Every line of the material below must be repeated exactly.

# Input material:
========================================================================

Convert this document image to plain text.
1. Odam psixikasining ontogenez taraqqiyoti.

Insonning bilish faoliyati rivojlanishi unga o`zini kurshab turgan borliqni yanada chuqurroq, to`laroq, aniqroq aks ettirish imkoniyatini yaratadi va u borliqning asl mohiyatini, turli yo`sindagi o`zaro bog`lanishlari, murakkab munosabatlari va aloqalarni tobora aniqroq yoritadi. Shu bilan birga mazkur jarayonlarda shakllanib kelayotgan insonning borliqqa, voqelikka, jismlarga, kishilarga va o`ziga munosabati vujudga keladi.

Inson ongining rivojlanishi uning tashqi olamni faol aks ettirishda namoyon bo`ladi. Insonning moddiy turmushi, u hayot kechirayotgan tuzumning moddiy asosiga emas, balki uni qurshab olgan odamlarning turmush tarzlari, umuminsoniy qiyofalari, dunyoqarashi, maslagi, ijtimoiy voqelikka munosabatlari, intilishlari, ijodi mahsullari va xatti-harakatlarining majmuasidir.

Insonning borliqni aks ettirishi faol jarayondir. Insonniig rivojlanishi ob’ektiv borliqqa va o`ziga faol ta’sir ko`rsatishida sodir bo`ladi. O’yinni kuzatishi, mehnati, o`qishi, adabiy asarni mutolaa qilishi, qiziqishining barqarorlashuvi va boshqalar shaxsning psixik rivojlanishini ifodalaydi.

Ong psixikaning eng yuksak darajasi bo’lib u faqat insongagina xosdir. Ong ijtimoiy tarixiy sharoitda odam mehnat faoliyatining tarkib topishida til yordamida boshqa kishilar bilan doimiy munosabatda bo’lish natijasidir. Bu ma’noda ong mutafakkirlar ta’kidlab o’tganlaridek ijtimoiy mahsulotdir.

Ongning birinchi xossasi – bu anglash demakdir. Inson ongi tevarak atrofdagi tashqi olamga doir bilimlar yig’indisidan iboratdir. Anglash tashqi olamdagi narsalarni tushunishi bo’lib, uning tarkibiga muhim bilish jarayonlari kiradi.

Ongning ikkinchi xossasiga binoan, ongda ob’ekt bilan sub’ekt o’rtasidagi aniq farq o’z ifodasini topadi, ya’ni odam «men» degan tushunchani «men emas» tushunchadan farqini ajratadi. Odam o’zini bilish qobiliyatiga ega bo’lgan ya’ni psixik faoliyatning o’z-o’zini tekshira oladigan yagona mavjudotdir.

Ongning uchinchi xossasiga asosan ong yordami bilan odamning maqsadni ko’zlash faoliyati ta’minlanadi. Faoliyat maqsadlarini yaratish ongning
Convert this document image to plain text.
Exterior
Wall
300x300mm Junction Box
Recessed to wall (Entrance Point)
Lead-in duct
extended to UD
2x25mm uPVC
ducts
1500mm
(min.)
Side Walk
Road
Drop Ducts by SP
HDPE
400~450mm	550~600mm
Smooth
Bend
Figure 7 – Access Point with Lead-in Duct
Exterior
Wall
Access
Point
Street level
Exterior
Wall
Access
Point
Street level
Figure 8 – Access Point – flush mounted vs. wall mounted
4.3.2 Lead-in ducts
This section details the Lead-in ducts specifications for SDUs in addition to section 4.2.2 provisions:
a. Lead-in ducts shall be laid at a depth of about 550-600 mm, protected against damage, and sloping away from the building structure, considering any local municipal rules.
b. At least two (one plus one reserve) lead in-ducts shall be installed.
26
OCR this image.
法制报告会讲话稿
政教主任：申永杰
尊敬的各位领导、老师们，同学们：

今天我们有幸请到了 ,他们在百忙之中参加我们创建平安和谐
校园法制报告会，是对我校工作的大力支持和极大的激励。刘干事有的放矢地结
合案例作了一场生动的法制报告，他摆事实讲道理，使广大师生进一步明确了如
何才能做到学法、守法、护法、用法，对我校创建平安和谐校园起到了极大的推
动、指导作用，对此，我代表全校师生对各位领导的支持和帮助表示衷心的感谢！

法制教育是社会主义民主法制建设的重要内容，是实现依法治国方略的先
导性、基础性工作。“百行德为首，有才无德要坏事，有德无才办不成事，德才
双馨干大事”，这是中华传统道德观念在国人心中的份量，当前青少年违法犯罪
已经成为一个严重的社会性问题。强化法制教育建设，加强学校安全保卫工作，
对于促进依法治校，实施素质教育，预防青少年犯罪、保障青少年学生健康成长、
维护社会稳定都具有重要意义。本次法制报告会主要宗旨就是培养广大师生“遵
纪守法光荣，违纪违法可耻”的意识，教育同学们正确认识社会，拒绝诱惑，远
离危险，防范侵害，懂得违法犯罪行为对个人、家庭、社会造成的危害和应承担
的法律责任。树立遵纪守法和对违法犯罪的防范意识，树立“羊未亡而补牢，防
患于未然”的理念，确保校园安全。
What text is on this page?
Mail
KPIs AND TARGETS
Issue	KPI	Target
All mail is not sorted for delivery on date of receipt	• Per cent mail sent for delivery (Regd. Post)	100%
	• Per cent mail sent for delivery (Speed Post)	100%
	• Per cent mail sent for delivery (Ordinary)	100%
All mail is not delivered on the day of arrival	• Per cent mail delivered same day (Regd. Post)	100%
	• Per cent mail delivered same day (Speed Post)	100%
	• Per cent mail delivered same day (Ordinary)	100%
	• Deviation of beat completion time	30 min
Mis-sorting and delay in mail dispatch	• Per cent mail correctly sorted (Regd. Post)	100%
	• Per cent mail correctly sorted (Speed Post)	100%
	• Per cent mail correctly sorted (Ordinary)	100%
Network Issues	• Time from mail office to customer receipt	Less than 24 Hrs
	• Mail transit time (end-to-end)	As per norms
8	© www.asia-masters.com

========================================================================

# Problem solution:
Convert this document image to plain text.
1. Odam psixikasining ontogenez taraqqiyoti.

Insonning bilish faoliyati rivojlanishi unga o`zini kurshab turgan borliqni yanada chuqurroq, to`laroq, aniqroq aks ettirish imkoniyatini yaratadi va u borliqning asl mohiyatini, turli yo`sindagi o`zaro bog`lanishlari, murakkab munosabatlari va aloqalarni tobora aniqroq yoritadi. Shu bilan birga mazkur jarayonlarda shakllanib kelayotgan insonning borliqqa, voqelikka, jismlarga, kishilarga va o`ziga munosabati vujudga keladi.

Inson ongining rivojlanishi uning tashqi olamni faol aks ettirishda namoyon bo`ladi. Insonning moddiy turmushi, u hayot kechirayotgan tuzumning moddiy asosiga emas, balki uni qurshab olgan odamlarning turmush tarzlari, umuminsoniy qiyofalari, dunyoqarashi, maslagi, ijtimoiy voqelikka munosabatlari, intilishlari, ijodi mahsullari va xatti-harakatlarining majmuasidir.

Insonning borliqni aks ettirishi faol jarayondir. Insonniig rivojlanishi ob’ektiv borliqqa va o`ziga faol ta’sir ko`rsatishida sodir bo`ladi. O’yinni kuzatishi, mehnati, o`qishi, adabiy asarni mutolaa qilishi, qiziqishining barqarorlashuvi va boshqalar shaxsning psixik rivojlanishini ifodalaydi.

Ong psixikaning eng yuksak darajasi bo’lib u faqat insongagina xosdir. Ong ijtimoiy tarixiy sharoitda odam mehnat faoliyatining tarkib topishida til yordamida boshqa kishilar bilan doimiy munosabatda bo’lish natijasidir. Bu ma’noda ong mutafakkirlar ta’kidlab o’tganlaridek ijtimoiy mahsulotdir.

Ongning birinchi xossasi – bu anglash demakdir. Inson ongi tevarak atrofdagi tashqi olamga doir bilimlar yig’indisidan iboratdir. Anglash tashqi olamdagi narsalarni tushunishi bo’lib, uning tarkibiga muhim bilish jarayonlari kiradi.

Ongning ikkinchi xossasiga binoan, ongda ob’ekt bilan sub’ekt o’rtasidagi aniq farq o’z ifodasini topadi, ya’ni odam «men» degan tushunchani «men emas» tushunchadan farqini ajratadi. Odam o’zini bilish qobiliyatiga ega bo’lgan ya’ni psixik faoliyatning o’z-o’zini tekshira oladigan yagona mavjudotdir.

Ongning uchinchi xossasiga asosan ong yordami bilan odamning maqsadni ko’zlash faoliyati ta’minlanadi. Faoliyat maqsadlarini yaratish ongning
Convert this document image to plain text.
Exterior
Wall
300x300mm Junction Box
Recessed to wall (Entrance Point)
Lead-in duct
extended to UD
2x25mm uPVC
ducts
1500mm
(min.)
Side Walk
Road
Drop Ducts by SP
HDPE
400~450mm	550~600mm
Smooth
Bend
Figure 7 – Access Point with Lead-in Duct
Exterior
Wall
Access
Point
Street level
Exterior
Wall
Access
Point
Street level
Figure 8 – Access Point – flush mounted vs. wall mounted
4.3.2 Lead-in ducts
This section details the Lead-in ducts specifications for SDUs in addition to section 4.2.2 provisions:
a. Lead-in ducts shall be laid at a depth of about 550-600 mm, protected against damage, and sloping away from the building structure, considering any local municipal rules.
b. At least two (one plus one reserve) lead in-ducts shall be installed.
26
OCR this image.
法制报告会讲话稿
政教主任：申永杰
尊敬的各位领导、老师们，同学们：

今天我们有幸请到了 ,他们在百忙之中参加我们创建平安和谐
校园法制报告会，是对我校工作的大力支持和极大的激励。刘干事有的放矢地结
合案例作了一场生动的法制报告，他摆事实讲道理，使广大师生进一步明确了如
何才能做到学法、守法、护法、用法，对我校创建平安和谐校园起到了极大的推
动、指导作用，对此，我代表全校师生对各位领导的支持和帮助表示衷心的感谢！

法制教育是社会主义民主法制建设的重要内容，是实现依法治国方略的先
导性、基础性工作。“百行德为首，有才无德要坏事，有德无才办不成事，德才
双馨干大事”，这是中华传统道德观念在国人心中的份量，当前青少年违法犯罪
已经成为一个严重的社会性问题。强化法制教育建设，加强学校安全保卫工作，
对于促进依法治校，实施素质教育，预防青少年犯罪、保障青少年学生健康成长、
维护社会稳定都具有重要意义。本次法制报告会主要宗旨就是培养广大师生“遵
纪守法光荣，违纪违法可耻”的意识，教育同学们正确认识社会，拒绝诱惑，远
离危险，防范侵害，懂得违法犯罪行为对个人、家庭、社会造成的危害和应承担
的法律责任。树立遵纪守法和对违法犯罪的防范意识，树立“羊未亡而补牢，防
患于未然”的理念，确保校园安全。
What text is on this page?
Mail
KPIs AND TARGETS
Issue	KPI	Target
All mail is not sorted for delivery on date of receipt	• Per cent mail sent for delivery (Regd. Post)	100%
	• Per cent mail sent for delivery (Speed Post)	100%
	• Per cent mail sent for delivery (Ordinary)	100%
All mail is not delivered on the day of arrival	• Per cent mail delivered same day (Regd. Post)	100%
	• Per cent mail delivered same day (Speed Post)	100%
	• Per cent mail delivered same day (Ordinary)	100%
	• Deviation of beat completion time	30 min
Mis-sorting and delay in mail dispatch	• Per cent mail correctly sorted (Regd. Post)	100%
	• Per cent mail correctly sorted (Speed Post)	100%
	• Per cent mail correctly sorted (Ordinary)	100%
Network Issues	• Time from mail office to customer receipt	Less than 24 Hrs
	• Mail transit time (end-to-end)	As per norms
8	© www.asia-masters.com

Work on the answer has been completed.